WORK TO DO
Reproduce the entries word for word, and omit any picture you find in them.

** start of DATA TO PROCESS **

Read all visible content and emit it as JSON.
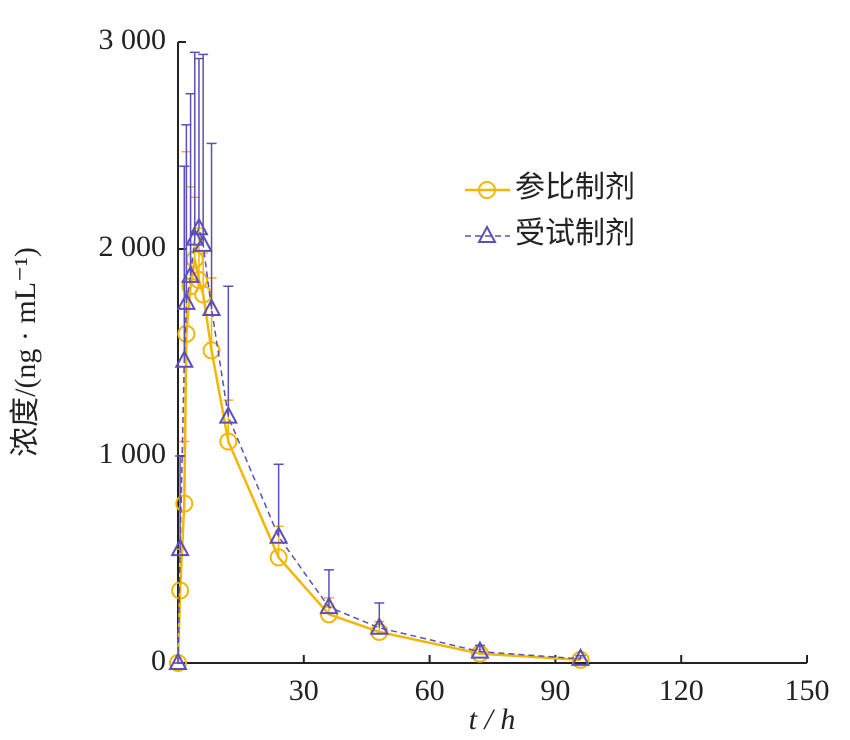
{
  "chart_data": {
    "type": "line",
    "x": [
      0,
      0.5,
      1.5,
      2,
      3,
      4,
      5,
      6,
      8,
      12,
      24,
      36,
      48,
      72,
      96
    ],
    "series": [
      {
        "name": "参比制剂",
        "color": "#f2b705",
        "marker": "circle",
        "dashed": false,
        "values": [
          0,
          350,
          770,
          1590,
          1820,
          1950,
          1850,
          1780,
          1510,
          1070,
          510,
          235,
          150,
          45,
          15
        ],
        "errors": [
          0,
          200,
          300,
          880,
          480,
          300,
          250,
          200,
          350,
          200,
          150,
          80,
          50,
          20,
          10
        ]
      },
      {
        "name": "受试制剂",
        "color": "#5b4fb8",
        "marker": "triangle",
        "dashed": true,
        "values": [
          0,
          550,
          1460,
          1740,
          1870,
          2050,
          2100,
          2020,
          1710,
          1190,
          610,
          270,
          170,
          55,
          20
        ],
        "errors": [
          0,
          450,
          940,
          860,
          880,
          900,
          820,
          920,
          800,
          630,
          350,
          180,
          120,
          30,
          15
        ]
      }
    ],
    "xlabel": "t / h",
    "ylabel": "浓度/(ng · mL⁻¹)",
    "xlim": [
      0,
      150
    ],
    "ylim": [
      0,
      3000
    ],
    "xticks": [
      30,
      60,
      90,
      120,
      150
    ],
    "yticks": [
      {
        "value": 0,
        "label": "0"
      },
      {
        "value": 1000,
        "label": "1 000"
      },
      {
        "value": 2000,
        "label": "2 000"
      },
      {
        "value": 3000,
        "label": "3 000"
      }
    ],
    "legend": "upper right"
  }
}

** end of DATA TO PROCESS **

OUTPUT FOR THIS TASK
Read all visible content and emit it as JSON.
{
  "chart_data": {
    "type": "line",
    "x": [
      0,
      0.5,
      1.5,
      2,
      3,
      4,
      5,
      6,
      8,
      12,
      24,
      36,
      48,
      72,
      96
    ],
    "series": [
      {
        "name": "参比制剂",
        "color": "#f2b705",
        "marker": "circle",
        "dashed": false,
        "values": [
          0,
          350,
          770,
          1590,
          1820,
          1950,
          1850,
          1780,
          1510,
          1070,
          510,
          235,
          150,
          45,
          15
        ],
        "errors": [
          0,
          200,
          300,
          880,
          480,
          300,
          250,
          200,
          350,
          200,
          150,
          80,
          50,
          20,
          10
        ]
      },
      {
        "name": "受试制剂",
        "color": "#5b4fb8",
        "marker": "triangle",
        "dashed": true,
        "values": [
          0,
          550,
          1460,
          1740,
          1870,
          2050,
          2100,
          2020,
          1710,
          1190,
          610,
          270,
          170,
          55,
          20
        ],
        "errors": [
          0,
          450,
          940,
          860,
          880,
          900,
          820,
          920,
          800,
          630,
          350,
          180,
          120,
          30,
          15
        ]
      }
    ],
    "xlabel": "t / h",
    "ylabel": "浓度/(ng · mL⁻¹)",
    "xlim": [
      0,
      150
    ],
    "ylim": [
      0,
      3000
    ],
    "xticks": [
      30,
      60,
      90,
      120,
      150
    ],
    "yticks": [
      {
        "value": 0,
        "label": "0"
      },
      {
        "value": 1000,
        "label": "1 000"
      },
      {
        "value": 2000,
        "label": "2 000"
      },
      {
        "value": 3000,
        "label": "3 000"
      }
    ],
    "legend": "upper right"
  }
}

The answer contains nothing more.